Please reproduce every record, keeping each one exactly as written.
::::::::::
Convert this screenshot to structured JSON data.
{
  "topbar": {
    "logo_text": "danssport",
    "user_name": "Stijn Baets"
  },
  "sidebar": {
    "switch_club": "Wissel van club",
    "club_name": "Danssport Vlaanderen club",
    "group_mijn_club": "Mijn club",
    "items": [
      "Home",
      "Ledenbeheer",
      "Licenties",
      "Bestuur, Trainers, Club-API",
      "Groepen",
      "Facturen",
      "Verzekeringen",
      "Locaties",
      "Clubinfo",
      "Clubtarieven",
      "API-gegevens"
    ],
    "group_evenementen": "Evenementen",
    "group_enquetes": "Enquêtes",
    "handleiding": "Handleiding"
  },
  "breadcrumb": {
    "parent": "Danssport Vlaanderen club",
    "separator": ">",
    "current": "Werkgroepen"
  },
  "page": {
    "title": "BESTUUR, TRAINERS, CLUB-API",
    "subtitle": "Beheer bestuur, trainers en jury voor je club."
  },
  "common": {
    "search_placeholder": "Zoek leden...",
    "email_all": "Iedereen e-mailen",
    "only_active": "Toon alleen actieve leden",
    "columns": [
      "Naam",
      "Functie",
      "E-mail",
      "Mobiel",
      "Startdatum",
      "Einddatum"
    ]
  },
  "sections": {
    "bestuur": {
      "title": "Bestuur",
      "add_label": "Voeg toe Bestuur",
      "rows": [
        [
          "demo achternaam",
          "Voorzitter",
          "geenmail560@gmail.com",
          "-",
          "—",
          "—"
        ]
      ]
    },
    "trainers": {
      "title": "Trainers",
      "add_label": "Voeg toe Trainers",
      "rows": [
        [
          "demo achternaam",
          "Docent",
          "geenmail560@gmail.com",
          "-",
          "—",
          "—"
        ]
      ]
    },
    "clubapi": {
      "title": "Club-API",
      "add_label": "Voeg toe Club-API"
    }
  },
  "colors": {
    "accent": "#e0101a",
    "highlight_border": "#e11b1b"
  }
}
::::::::::
The result.
Convert this screenshot to structured JSON data.
{
  "topbar": {
    "logo_text": "danssport",
    "user_name": "Stijn Baets"
  },
  "sidebar": {
    "switch_club": "Wissel van club",
    "club_name": "Danssport Vlaanderen club",
    "group_mijn_club": "Mijn club",
    "items": [
      "Home",
      "Ledenbeheer",
      "Licenties",
      "Bestuur, Trainers, Club-API",
      "Groepen",
      "Facturen",
      "Verzekeringen",
      "Locaties",
      "Clubinfo",
      "Clubtarieven",
      "API-gegevens"
    ],
    "group_evenementen": "Evenementen",
    "group_enquetes": "Enquêtes",
    "handleiding": "Handleiding"
  },
  "breadcrumb": {
    "parent": "Danssport Vlaanderen club",
    "separator": ">",
    "current": "Werkgroepen"
  },
  "page": {
    "title": "BESTUUR, TRAINERS, CLUB-API",
    "subtitle": "Beheer bestuur, trainers en jury voor je club."
  },
  "common": {
    "search_placeholder": "Zoek leden...",
    "email_all": "Iedereen e-mailen",
    "only_active": "Toon alleen actieve leden",
    "columns": [
      "Naam",
      "Functie",
      "E-mail",
      "Mobiel",
      "Startdatum",
      "Einddatum"
    ]
  },
  "sections": {
    "bestuur": {
      "title": "Bestuur",
      "add_label": "Voeg toe Bestuur",
      "rows": [
        [
          "demo achternaam",
          "Voorzitter",
          "geenmail560@gmail.com",
          "-",
          "—",
          "—"
        ]
      ]
    },
    "trainers": {
      "title": "Trainers",
      "add_label": "Voeg toe Trainers",
      "rows": [
        [
          "demo achternaam",
          "Docent",
          "geenmail560@gmail.com",
          "-",
          "—",
          "—"
        ]
      ]
    },
    "clubapi": {
      "title": "Club-API",
      "add_label": "Voeg toe Club-API"
    }
  },
  "colors": {
    "accent": "#e0101a",
    "highlight_border": "#e11b1b"
  }
}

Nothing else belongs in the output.